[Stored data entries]
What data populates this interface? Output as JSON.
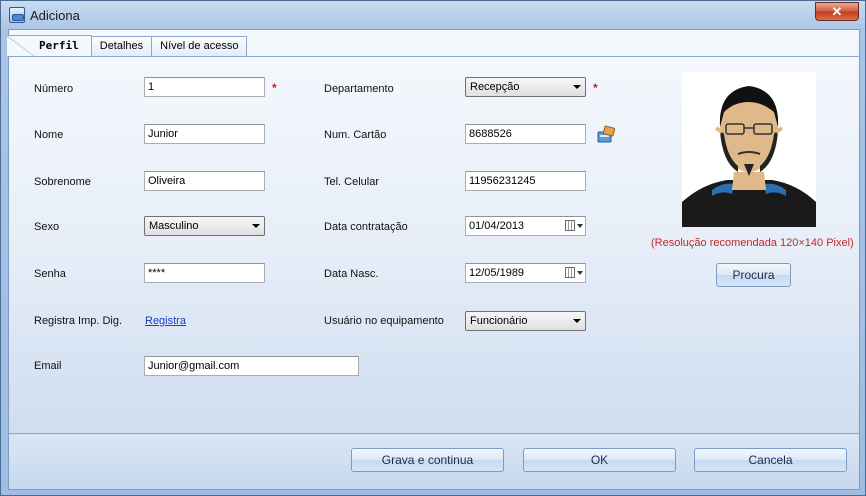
{
  "window": {
    "title": "Adiciona",
    "close_label": "✕"
  },
  "tabs": [
    {
      "label": "Perfil"
    },
    {
      "label": "Detalhes"
    },
    {
      "label": "Nível de acesso"
    }
  ],
  "form": {
    "numero": {
      "label": "Número",
      "value": "1"
    },
    "nome": {
      "label": "Nome",
      "value": "Junior"
    },
    "sobrenome": {
      "label": "Sobrenome",
      "value": "Oliveira"
    },
    "sexo": {
      "label": "Sexo",
      "value": "Masculino"
    },
    "senha": {
      "label": "Senha",
      "value": "****"
    },
    "registra": {
      "label": "Registra Imp. Dig.",
      "link": "Registra"
    },
    "email": {
      "label": "Email",
      "value": "Junior@gmail.com"
    },
    "departamento": {
      "label": "Departamento",
      "value": "Recepção"
    },
    "cartao": {
      "label": "Num. Cartão",
      "value": "8688526"
    },
    "celular": {
      "label": "Tel. Celular",
      "value": "11956231245"
    },
    "contratacao": {
      "label": "Data contratação",
      "value": "01/04/2013"
    },
    "nasc": {
      "label": "Data Nasc.",
      "value": "12/05/1989"
    },
    "usuario": {
      "label": "Usuário no equipamento",
      "value": "Funcionário"
    },
    "required_mark": "*"
  },
  "photo": {
    "note": "(Resolução recomendada 120×140 Pixel)",
    "browse_label": "Procura"
  },
  "footer": {
    "save_continue": "Grava e continua",
    "ok": "OK",
    "cancel": "Cancela"
  },
  "icons": {
    "app": "window-app-icon",
    "card": "card-reader-icon",
    "calendar": "calendar-icon"
  }
}
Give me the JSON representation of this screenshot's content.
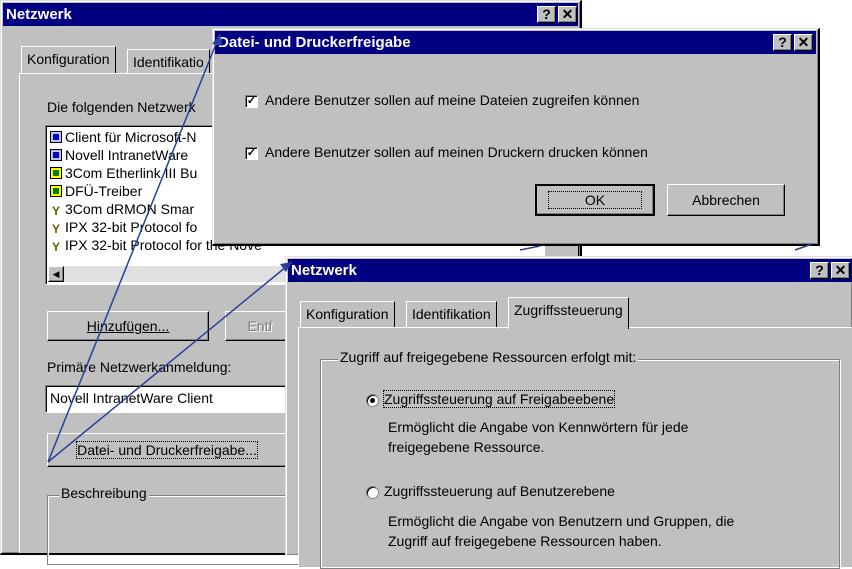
{
  "back_window": {
    "title": "Netzwerk",
    "title_buttons": [
      "?",
      "✕"
    ],
    "tabs": [
      "Konfiguration",
      "Identifikatio"
    ],
    "components_label": "Die folgenden Netzwerk",
    "components": [
      {
        "icon": "client-icon",
        "text": "Client für Microsoft-N"
      },
      {
        "icon": "client-icon",
        "text": "Novell IntranetWare"
      },
      {
        "icon": "network-adapter-icon",
        "text": "3Com Etherlink III Bu"
      },
      {
        "icon": "network-adapter-icon",
        "text": "DFÜ-Treiber"
      },
      {
        "icon": "protocol-icon",
        "text": "3Com dRMON Smar"
      },
      {
        "icon": "protocol-icon",
        "text": "IPX 32-bit Protocol fo"
      },
      {
        "icon": "protocol-icon",
        "text": "IPX 32-bit Protocol for the Nove"
      }
    ],
    "add_button": "Hinzufügen...",
    "remove_button": "Entf",
    "primary_logon_label": "Primäre Netzwerkanmeldung:",
    "primary_logon_value": "Novell IntranetWare Client",
    "file_print_button": "Datei- und Druckerfreigabe...",
    "description_label": "Beschreibung"
  },
  "share_dialog": {
    "title": "Datei- und Druckerfreigabe",
    "title_buttons": [
      "?",
      "✕"
    ],
    "option_files": "Andere Benutzer sollen auf meine Dateien zugreifen können",
    "option_printers": "Andere Benutzer sollen auf meinen Druckern drucken können",
    "option_files_checked": true,
    "option_printers_checked": true,
    "ok_button": "OK",
    "cancel_button": "Abbrechen"
  },
  "front_window": {
    "title": "Netzwerk",
    "title_buttons": [
      "?",
      "✕"
    ],
    "tabs": [
      "Konfiguration",
      "Identifikation",
      "Zugriffssteuerung"
    ],
    "active_tab": "Zugriffssteuerung",
    "group_label": "Zugriff auf freigegebene Ressourcen erfolgt mit:",
    "share_level_label": "Zugriffssteuerung auf Freigabeebene",
    "share_level_desc_1": "Ermöglicht die Angabe von Kennwörtern für jede",
    "share_level_desc_2": "freigegebene Ressource.",
    "user_level_label": "Zugriffssteuerung auf Benutzerebene",
    "user_level_desc_1": "Ermöglicht die Angabe von Benutzern und Gruppen, die",
    "user_level_desc_2": "Zugriff auf freigegebene Ressourcen haben.",
    "selected_option": "share-level"
  },
  "colors": {
    "titlebar": "#000080",
    "face": "#c0c0c0",
    "arrow": "#2a3f9a"
  }
}
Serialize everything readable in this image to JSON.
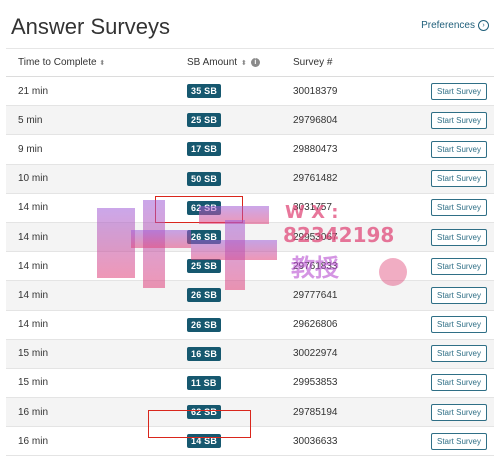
{
  "page": {
    "title": "Answer Surveys",
    "preferences_label": "Preferences"
  },
  "table": {
    "headers": {
      "time": "Time to Complete",
      "amount": "SB Amount",
      "survey": "Survey #"
    },
    "button_label": "Start Survey",
    "rows": [
      {
        "time": "21 min",
        "amount": "35 SB",
        "survey": "30018379"
      },
      {
        "time": "5 min",
        "amount": "25 SB",
        "survey": "29796804"
      },
      {
        "time": "9 min",
        "amount": "17 SB",
        "survey": "29880473"
      },
      {
        "time": "10 min",
        "amount": "50 SB",
        "survey": "29761482"
      },
      {
        "time": "14 min",
        "amount": "62 SB",
        "survey": "3031757"
      },
      {
        "time": "14 min",
        "amount": "26 SB",
        "survey": "29953067"
      },
      {
        "time": "14 min",
        "amount": "25 SB",
        "survey": "29761833"
      },
      {
        "time": "14 min",
        "amount": "26 SB",
        "survey": "29777641"
      },
      {
        "time": "14 min",
        "amount": "26 SB",
        "survey": "29626806"
      },
      {
        "time": "15 min",
        "amount": "16 SB",
        "survey": "30022974"
      },
      {
        "time": "15 min",
        "amount": "11 SB",
        "survey": "29953853"
      },
      {
        "time": "16 min",
        "amount": "62 SB",
        "survey": "29785194"
      },
      {
        "time": "16 min",
        "amount": "14 SB",
        "survey": "30036633"
      }
    ]
  },
  "watermark": {
    "text_wx": "W X :",
    "text_number": "82342198",
    "text_cn": "教授"
  },
  "colors": {
    "badge": "#16586f",
    "button_border": "#2f6f86",
    "highlight": "#d9261c"
  }
}
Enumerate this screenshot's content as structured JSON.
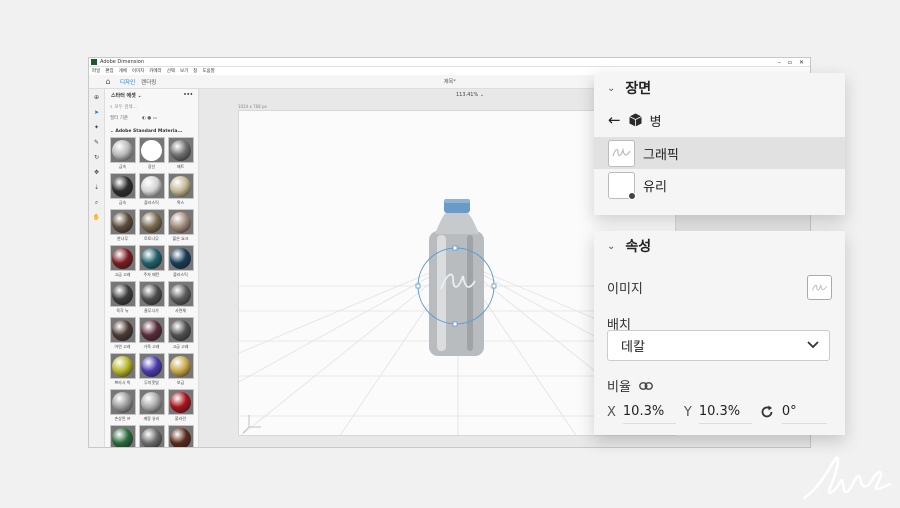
{
  "app": {
    "title": "Adobe Dimension",
    "menu": [
      "파일",
      "편집",
      "개체",
      "이미지",
      "카메라",
      "선택",
      "보기",
      "창",
      "도움말"
    ],
    "mode_tabs": [
      "디자인",
      "렌더링"
    ],
    "document_name": "제목*"
  },
  "canvas": {
    "zoom": "113.41% ⌄",
    "size_label": "1024 x 768 px"
  },
  "library": {
    "title": "스타터 에셋 ⌄",
    "search_placeholder": "모두 검색...",
    "filter_label": "필터 기준",
    "section_title": "Adobe Standard Materia...",
    "materials": [
      {
        "name": "금속",
        "color": "#b9b9b9"
      },
      {
        "name": "광선",
        "color": "#ffffff"
      },
      {
        "name": "매트",
        "color": "#6d6d6d"
      },
      {
        "name": "금속",
        "color": "#2c2c2c"
      },
      {
        "name": "플라스틱",
        "color": "#d4d4d4"
      },
      {
        "name": "왁스",
        "color": "#c2b893"
      },
      {
        "name": "한나무",
        "color": "#5b4c3a"
      },
      {
        "name": "토토나무",
        "color": "#7a6a4e"
      },
      {
        "name": "불은 요크",
        "color": "#a08a7a"
      },
      {
        "name": "고급 고래",
        "color": "#7a1c20"
      },
      {
        "name": "주자 패턴",
        "color": "#1e6068"
      },
      {
        "name": "플라스틱",
        "color": "#173c58"
      },
      {
        "name": "육각 뉴",
        "color": "#3c3c3c"
      },
      {
        "name": "줄무늬가",
        "color": "#4d4d4d"
      },
      {
        "name": "사면체",
        "color": "#5b5b5b"
      },
      {
        "name": "어연 고래",
        "color": "#4a3a32"
      },
      {
        "name": "가죽 고래",
        "color": "#5a2a3a"
      },
      {
        "name": "고급 고래",
        "color": "#505050"
      },
      {
        "name": "쁘라시 빅",
        "color": "#b8b62a"
      },
      {
        "name": "무지갯빛",
        "color": "#4a3ab0"
      },
      {
        "name": "보금",
        "color": "#c9a84a"
      },
      {
        "name": "손상된 프",
        "color": "#9a9a9a"
      },
      {
        "name": "깨뭉 유리",
        "color": "#a9a9a9"
      },
      {
        "name": "붉라린",
        "color": "#a8121a"
      },
      {
        "name": "",
        "color": "#2a6a3a"
      },
      {
        "name": "",
        "color": "#6a6a6a"
      },
      {
        "name": "",
        "color": "#5a2a1a"
      }
    ]
  },
  "scene": {
    "title": "장면",
    "parent": "병",
    "items": [
      {
        "label": "그래픽",
        "selected": true
      },
      {
        "label": "유리",
        "selected": false
      }
    ]
  },
  "properties": {
    "title": "속성",
    "image_label": "이미지",
    "placement_label": "배치",
    "placement_value": "데칼",
    "ratio_label": "비율",
    "x_label": "X",
    "x_value": "10.3%",
    "y_label": "Y",
    "y_value": "10.3%",
    "rotation_value": "0°"
  },
  "watermark": "liis"
}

= WORK REQUIRED =
Of the lines above, copy each that contains "Druckerfreigabe".

= TASK ANSWER =
    "file_print_button": "Datei- und Druckerfreigabe...",
    "title": "Datei- und Druckerfreigabe",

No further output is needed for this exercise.